Required task: Leave out the pictures and repeat the rest of the material exactly.
※ ※ ※
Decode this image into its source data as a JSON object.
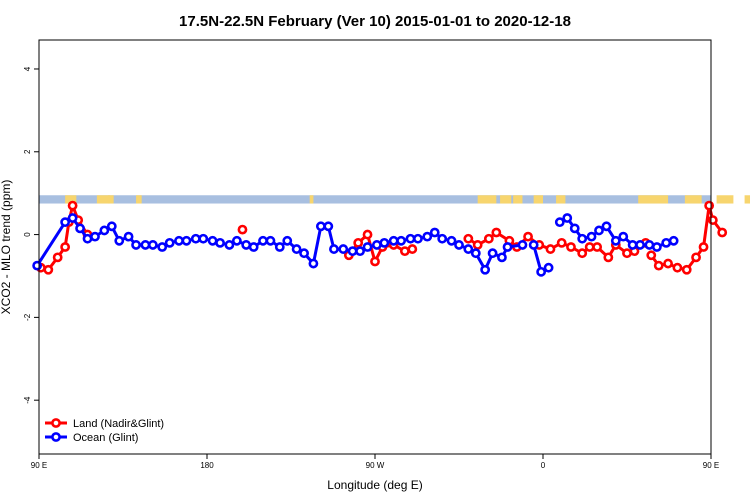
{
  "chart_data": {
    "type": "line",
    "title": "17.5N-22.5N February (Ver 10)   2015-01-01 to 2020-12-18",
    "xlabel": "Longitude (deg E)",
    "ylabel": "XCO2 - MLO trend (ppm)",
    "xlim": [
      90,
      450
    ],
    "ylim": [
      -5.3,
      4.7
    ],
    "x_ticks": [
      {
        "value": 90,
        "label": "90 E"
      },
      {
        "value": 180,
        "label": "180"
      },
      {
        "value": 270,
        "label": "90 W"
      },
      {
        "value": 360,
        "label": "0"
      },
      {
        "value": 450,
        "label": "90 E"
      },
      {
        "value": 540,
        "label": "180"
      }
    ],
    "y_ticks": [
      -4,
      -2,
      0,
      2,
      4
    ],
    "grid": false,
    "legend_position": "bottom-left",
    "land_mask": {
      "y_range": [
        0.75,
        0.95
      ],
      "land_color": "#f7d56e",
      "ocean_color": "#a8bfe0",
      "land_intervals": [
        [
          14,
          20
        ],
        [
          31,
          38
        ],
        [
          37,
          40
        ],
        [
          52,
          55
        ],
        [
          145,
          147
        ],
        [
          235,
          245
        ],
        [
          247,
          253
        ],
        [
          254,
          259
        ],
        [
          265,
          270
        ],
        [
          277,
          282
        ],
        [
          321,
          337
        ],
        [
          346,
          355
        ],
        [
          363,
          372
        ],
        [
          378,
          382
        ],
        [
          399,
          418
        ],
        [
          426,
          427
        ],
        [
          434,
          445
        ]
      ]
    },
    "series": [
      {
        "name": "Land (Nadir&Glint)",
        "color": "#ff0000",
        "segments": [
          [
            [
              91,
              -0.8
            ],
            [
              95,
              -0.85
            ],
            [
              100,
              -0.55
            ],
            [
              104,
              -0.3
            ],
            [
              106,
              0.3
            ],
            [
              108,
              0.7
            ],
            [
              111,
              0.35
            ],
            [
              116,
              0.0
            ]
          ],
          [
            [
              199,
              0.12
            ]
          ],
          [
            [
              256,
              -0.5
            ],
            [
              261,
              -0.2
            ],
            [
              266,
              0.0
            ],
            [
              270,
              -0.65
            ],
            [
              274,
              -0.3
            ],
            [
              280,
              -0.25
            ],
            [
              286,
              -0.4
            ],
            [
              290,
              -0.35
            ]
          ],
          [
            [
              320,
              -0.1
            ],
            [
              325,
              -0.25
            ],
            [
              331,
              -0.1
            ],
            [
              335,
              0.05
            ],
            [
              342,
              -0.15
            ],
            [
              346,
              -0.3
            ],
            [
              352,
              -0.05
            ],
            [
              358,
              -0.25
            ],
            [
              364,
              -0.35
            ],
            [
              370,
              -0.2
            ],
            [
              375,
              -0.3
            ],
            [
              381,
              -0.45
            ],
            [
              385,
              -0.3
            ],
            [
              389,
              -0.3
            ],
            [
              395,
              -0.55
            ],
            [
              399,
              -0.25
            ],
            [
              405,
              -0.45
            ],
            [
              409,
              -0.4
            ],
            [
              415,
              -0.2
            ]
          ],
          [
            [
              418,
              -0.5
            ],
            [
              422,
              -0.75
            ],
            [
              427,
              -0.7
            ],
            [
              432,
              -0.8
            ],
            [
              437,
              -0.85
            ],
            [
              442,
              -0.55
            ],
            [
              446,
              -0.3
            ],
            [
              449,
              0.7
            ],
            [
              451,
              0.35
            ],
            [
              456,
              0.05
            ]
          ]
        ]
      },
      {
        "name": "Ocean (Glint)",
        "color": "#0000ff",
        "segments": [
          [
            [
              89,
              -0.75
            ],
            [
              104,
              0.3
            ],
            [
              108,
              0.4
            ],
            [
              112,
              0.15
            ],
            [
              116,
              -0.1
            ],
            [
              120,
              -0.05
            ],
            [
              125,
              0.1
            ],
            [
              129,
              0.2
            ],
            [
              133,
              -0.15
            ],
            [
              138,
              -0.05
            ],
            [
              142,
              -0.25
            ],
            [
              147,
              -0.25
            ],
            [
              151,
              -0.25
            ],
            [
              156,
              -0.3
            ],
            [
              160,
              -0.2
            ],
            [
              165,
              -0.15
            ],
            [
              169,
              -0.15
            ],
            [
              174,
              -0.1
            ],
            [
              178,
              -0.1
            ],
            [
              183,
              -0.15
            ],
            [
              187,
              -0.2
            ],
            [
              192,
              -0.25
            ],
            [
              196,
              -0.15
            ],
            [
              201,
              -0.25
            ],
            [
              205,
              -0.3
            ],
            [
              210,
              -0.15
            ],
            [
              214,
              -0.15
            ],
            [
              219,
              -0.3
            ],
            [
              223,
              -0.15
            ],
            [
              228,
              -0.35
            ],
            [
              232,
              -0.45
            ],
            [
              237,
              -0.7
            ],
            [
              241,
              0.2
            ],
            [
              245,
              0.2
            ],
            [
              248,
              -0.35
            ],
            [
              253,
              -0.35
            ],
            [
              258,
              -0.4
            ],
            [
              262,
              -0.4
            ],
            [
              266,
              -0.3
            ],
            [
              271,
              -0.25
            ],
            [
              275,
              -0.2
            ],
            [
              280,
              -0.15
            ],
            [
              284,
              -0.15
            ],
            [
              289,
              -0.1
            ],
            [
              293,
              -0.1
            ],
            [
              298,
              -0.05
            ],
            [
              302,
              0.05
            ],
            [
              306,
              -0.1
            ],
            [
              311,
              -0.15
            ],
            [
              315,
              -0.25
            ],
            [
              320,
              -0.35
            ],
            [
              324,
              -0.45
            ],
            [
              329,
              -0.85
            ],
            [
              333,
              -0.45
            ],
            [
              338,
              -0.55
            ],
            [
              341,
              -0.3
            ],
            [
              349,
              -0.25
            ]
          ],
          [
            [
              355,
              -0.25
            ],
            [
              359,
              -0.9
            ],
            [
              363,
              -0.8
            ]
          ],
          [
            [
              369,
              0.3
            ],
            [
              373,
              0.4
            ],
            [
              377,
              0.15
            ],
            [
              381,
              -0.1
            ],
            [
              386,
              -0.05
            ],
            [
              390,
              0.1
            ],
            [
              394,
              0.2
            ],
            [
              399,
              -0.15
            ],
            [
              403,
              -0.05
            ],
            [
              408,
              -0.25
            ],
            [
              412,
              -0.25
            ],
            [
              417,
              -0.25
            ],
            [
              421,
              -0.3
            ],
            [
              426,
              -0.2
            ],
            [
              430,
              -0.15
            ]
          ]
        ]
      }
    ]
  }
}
※ ※ ※
Correct output:
Decode this image into its source data as a JSON object.
{
  "chart_data": {
    "type": "line",
    "title": "17.5N-22.5N February (Ver 10)   2015-01-01 to 2020-12-18",
    "xlabel": "Longitude (deg E)",
    "ylabel": "XCO2 - MLO trend (ppm)",
    "xlim": [
      90,
      450
    ],
    "ylim": [
      -5.3,
      4.7
    ],
    "x_ticks": [
      {
        "value": 90,
        "label": "90 E"
      },
      {
        "value": 180,
        "label": "180"
      },
      {
        "value": 270,
        "label": "90 W"
      },
      {
        "value": 360,
        "label": "0"
      },
      {
        "value": 450,
        "label": "90 E"
      },
      {
        "value": 540,
        "label": "180"
      }
    ],
    "y_ticks": [
      -4,
      -2,
      0,
      2,
      4
    ],
    "grid": false,
    "legend_position": "bottom-left",
    "land_mask": {
      "y_range": [
        0.75,
        0.95
      ],
      "land_color": "#f7d56e",
      "ocean_color": "#a8bfe0",
      "land_intervals": [
        [
          14,
          20
        ],
        [
          31,
          38
        ],
        [
          37,
          40
        ],
        [
          52,
          55
        ],
        [
          145,
          147
        ],
        [
          235,
          245
        ],
        [
          247,
          253
        ],
        [
          254,
          259
        ],
        [
          265,
          270
        ],
        [
          277,
          282
        ],
        [
          321,
          337
        ],
        [
          346,
          355
        ],
        [
          363,
          372
        ],
        [
          378,
          382
        ],
        [
          399,
          418
        ],
        [
          426,
          427
        ],
        [
          434,
          445
        ]
      ]
    },
    "series": [
      {
        "name": "Land (Nadir&Glint)",
        "color": "#ff0000",
        "segments": [
          [
            [
              91,
              -0.8
            ],
            [
              95,
              -0.85
            ],
            [
              100,
              -0.55
            ],
            [
              104,
              -0.3
            ],
            [
              106,
              0.3
            ],
            [
              108,
              0.7
            ],
            [
              111,
              0.35
            ],
            [
              116,
              0.0
            ]
          ],
          [
            [
              199,
              0.12
            ]
          ],
          [
            [
              256,
              -0.5
            ],
            [
              261,
              -0.2
            ],
            [
              266,
              0.0
            ],
            [
              270,
              -0.65
            ],
            [
              274,
              -0.3
            ],
            [
              280,
              -0.25
            ],
            [
              286,
              -0.4
            ],
            [
              290,
              -0.35
            ]
          ],
          [
            [
              320,
              -0.1
            ],
            [
              325,
              -0.25
            ],
            [
              331,
              -0.1
            ],
            [
              335,
              0.05
            ],
            [
              342,
              -0.15
            ],
            [
              346,
              -0.3
            ],
            [
              352,
              -0.05
            ],
            [
              358,
              -0.25
            ],
            [
              364,
              -0.35
            ],
            [
              370,
              -0.2
            ],
            [
              375,
              -0.3
            ],
            [
              381,
              -0.45
            ],
            [
              385,
              -0.3
            ],
            [
              389,
              -0.3
            ],
            [
              395,
              -0.55
            ],
            [
              399,
              -0.25
            ],
            [
              405,
              -0.45
            ],
            [
              409,
              -0.4
            ],
            [
              415,
              -0.2
            ]
          ],
          [
            [
              418,
              -0.5
            ],
            [
              422,
              -0.75
            ],
            [
              427,
              -0.7
            ],
            [
              432,
              -0.8
            ],
            [
              437,
              -0.85
            ],
            [
              442,
              -0.55
            ],
            [
              446,
              -0.3
            ],
            [
              449,
              0.7
            ],
            [
              451,
              0.35
            ],
            [
              456,
              0.05
            ]
          ]
        ]
      },
      {
        "name": "Ocean (Glint)",
        "color": "#0000ff",
        "segments": [
          [
            [
              89,
              -0.75
            ],
            [
              104,
              0.3
            ],
            [
              108,
              0.4
            ],
            [
              112,
              0.15
            ],
            [
              116,
              -0.1
            ],
            [
              120,
              -0.05
            ],
            [
              125,
              0.1
            ],
            [
              129,
              0.2
            ],
            [
              133,
              -0.15
            ],
            [
              138,
              -0.05
            ],
            [
              142,
              -0.25
            ],
            [
              147,
              -0.25
            ],
            [
              151,
              -0.25
            ],
            [
              156,
              -0.3
            ],
            [
              160,
              -0.2
            ],
            [
              165,
              -0.15
            ],
            [
              169,
              -0.15
            ],
            [
              174,
              -0.1
            ],
            [
              178,
              -0.1
            ],
            [
              183,
              -0.15
            ],
            [
              187,
              -0.2
            ],
            [
              192,
              -0.25
            ],
            [
              196,
              -0.15
            ],
            [
              201,
              -0.25
            ],
            [
              205,
              -0.3
            ],
            [
              210,
              -0.15
            ],
            [
              214,
              -0.15
            ],
            [
              219,
              -0.3
            ],
            [
              223,
              -0.15
            ],
            [
              228,
              -0.35
            ],
            [
              232,
              -0.45
            ],
            [
              237,
              -0.7
            ],
            [
              241,
              0.2
            ],
            [
              245,
              0.2
            ],
            [
              248,
              -0.35
            ],
            [
              253,
              -0.35
            ],
            [
              258,
              -0.4
            ],
            [
              262,
              -0.4
            ],
            [
              266,
              -0.3
            ],
            [
              271,
              -0.25
            ],
            [
              275,
              -0.2
            ],
            [
              280,
              -0.15
            ],
            [
              284,
              -0.15
            ],
            [
              289,
              -0.1
            ],
            [
              293,
              -0.1
            ],
            [
              298,
              -0.05
            ],
            [
              302,
              0.05
            ],
            [
              306,
              -0.1
            ],
            [
              311,
              -0.15
            ],
            [
              315,
              -0.25
            ],
            [
              320,
              -0.35
            ],
            [
              324,
              -0.45
            ],
            [
              329,
              -0.85
            ],
            [
              333,
              -0.45
            ],
            [
              338,
              -0.55
            ],
            [
              341,
              -0.3
            ],
            [
              349,
              -0.25
            ]
          ],
          [
            [
              355,
              -0.25
            ],
            [
              359,
              -0.9
            ],
            [
              363,
              -0.8
            ]
          ],
          [
            [
              369,
              0.3
            ],
            [
              373,
              0.4
            ],
            [
              377,
              0.15
            ],
            [
              381,
              -0.1
            ],
            [
              386,
              -0.05
            ],
            [
              390,
              0.1
            ],
            [
              394,
              0.2
            ],
            [
              399,
              -0.15
            ],
            [
              403,
              -0.05
            ],
            [
              408,
              -0.25
            ],
            [
              412,
              -0.25
            ],
            [
              417,
              -0.25
            ],
            [
              421,
              -0.3
            ],
            [
              426,
              -0.2
            ],
            [
              430,
              -0.15
            ]
          ]
        ]
      }
    ]
  }
}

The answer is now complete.